### Text provided
= Beginning of Section =
If you reused a markdown.Markdown instance:

python-markdown
import markdown

md = markdown.Markdown(extensions=['tables'])
html = md.reset().convert(text)

Use a reusable Wenmode instance instead:

wenmode
from wenmode import Wenmode
from wenmode.presets import github

wenmode = Wenmode(github)
html = wenmode.render(text)

Extension mapping

Python-Markdown extensions often include both parsing behavior and output behavior. In Wenmode, those concerns are separated.

Existing code usually enables a list of extensions at conversion time:

python-markdown
import markdown

html = markdown.markdown(
    text,
    extensions=['fenced_code', 'tables', 'footnotes'],
)

Start with the closest Wenmode preset, then add custom rules only for features not covered by that preset:

wenmode
from wenmode import Wenmode
from wenmode.presets import github

wenmode = Wenmode(github)
html = wenmode.render(text)
= End of Section =
Retype the passage of the Wenmode migration guide from "html = md.reset().convert(text)" up to and including "concerns are separated.". The items that follow are not needed for the task.

[Stored data entries]
= Beginning of Section =
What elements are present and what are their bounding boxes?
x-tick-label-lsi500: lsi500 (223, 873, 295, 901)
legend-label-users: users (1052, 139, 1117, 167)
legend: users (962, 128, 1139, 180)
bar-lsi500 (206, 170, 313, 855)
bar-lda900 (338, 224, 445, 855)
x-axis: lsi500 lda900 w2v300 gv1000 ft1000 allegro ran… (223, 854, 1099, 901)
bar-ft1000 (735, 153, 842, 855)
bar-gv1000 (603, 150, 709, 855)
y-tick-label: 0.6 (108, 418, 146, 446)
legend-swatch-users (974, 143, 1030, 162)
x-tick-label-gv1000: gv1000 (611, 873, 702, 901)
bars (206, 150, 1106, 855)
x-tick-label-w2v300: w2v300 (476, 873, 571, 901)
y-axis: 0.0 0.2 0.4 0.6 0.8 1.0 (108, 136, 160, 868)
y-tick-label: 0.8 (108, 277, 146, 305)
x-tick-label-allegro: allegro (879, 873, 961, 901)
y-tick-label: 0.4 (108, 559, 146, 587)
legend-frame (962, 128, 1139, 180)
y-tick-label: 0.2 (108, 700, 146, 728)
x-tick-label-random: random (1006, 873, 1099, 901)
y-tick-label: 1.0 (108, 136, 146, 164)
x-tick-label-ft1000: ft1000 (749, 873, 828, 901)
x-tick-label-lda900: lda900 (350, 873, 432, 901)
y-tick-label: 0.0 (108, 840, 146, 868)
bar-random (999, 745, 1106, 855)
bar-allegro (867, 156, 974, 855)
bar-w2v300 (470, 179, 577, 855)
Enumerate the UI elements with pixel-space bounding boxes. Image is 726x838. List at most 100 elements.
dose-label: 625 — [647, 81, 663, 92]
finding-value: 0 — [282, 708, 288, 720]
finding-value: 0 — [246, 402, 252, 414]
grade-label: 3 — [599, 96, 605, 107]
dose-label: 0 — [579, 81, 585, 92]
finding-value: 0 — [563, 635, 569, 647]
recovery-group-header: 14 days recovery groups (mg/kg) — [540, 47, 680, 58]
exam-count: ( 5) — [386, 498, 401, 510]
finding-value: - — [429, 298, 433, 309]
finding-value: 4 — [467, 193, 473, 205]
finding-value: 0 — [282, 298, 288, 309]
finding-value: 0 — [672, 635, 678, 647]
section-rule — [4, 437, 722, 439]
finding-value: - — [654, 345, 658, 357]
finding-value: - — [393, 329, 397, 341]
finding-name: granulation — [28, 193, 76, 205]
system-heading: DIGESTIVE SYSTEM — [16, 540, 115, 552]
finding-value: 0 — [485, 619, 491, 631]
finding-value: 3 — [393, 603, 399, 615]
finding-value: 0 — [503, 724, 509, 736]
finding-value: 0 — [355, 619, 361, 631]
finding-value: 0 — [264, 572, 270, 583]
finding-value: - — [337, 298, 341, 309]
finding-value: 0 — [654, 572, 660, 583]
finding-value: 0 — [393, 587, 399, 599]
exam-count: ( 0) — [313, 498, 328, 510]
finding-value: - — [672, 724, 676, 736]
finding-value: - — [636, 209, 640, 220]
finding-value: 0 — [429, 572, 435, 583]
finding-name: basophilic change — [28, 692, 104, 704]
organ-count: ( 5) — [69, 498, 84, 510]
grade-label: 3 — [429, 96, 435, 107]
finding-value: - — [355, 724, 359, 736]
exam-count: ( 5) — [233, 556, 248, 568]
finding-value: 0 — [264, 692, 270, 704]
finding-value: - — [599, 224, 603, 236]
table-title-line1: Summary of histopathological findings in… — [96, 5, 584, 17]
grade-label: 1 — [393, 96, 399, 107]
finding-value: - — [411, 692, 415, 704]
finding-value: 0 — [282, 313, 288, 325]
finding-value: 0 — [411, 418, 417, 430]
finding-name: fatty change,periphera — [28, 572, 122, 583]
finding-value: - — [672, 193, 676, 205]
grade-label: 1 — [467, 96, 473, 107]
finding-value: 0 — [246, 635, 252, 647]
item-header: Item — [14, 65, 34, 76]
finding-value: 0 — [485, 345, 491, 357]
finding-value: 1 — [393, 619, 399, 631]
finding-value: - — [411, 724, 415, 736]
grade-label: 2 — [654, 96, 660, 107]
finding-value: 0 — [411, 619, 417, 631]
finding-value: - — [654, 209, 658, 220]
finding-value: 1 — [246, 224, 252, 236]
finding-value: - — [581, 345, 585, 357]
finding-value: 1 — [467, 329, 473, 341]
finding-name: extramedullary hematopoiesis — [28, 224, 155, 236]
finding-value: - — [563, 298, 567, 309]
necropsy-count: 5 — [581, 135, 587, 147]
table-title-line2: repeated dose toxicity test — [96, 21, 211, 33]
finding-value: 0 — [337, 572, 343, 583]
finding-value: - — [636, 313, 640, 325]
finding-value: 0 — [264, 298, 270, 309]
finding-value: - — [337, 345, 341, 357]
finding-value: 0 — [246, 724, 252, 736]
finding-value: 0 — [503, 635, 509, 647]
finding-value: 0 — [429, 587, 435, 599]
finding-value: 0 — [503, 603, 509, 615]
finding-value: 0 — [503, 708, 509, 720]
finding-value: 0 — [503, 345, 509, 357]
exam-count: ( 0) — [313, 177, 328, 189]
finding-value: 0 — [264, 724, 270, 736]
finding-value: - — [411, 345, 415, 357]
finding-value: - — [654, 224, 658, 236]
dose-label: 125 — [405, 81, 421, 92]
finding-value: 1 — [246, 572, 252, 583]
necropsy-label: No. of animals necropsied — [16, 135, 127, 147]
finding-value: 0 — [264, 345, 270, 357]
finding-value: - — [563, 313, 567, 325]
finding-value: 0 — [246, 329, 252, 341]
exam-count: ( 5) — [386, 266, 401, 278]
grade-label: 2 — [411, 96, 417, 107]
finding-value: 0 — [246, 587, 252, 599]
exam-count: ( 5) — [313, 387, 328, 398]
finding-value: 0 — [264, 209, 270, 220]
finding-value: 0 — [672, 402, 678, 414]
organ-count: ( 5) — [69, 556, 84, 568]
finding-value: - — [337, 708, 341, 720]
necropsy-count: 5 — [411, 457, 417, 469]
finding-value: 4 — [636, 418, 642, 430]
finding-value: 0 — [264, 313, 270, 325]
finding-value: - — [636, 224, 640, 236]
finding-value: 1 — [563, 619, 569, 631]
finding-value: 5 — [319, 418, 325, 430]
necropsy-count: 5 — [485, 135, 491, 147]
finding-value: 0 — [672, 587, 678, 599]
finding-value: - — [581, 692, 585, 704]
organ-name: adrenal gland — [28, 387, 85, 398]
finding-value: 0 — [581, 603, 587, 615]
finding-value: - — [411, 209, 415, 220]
= End of Section =
### Result of this task
html = md.reset().convert(text)

Use a reusable Wenmode instance instead:

wenmode
from wenmode import Wenmode
from wenmode.presets import github

wenmode = Wenmode(github)
html = wenmode.render(text)

Extension mapping

Python-Markdown extensions often include both parsing behavior and output behavior. In Wenmode, those concerns are separated.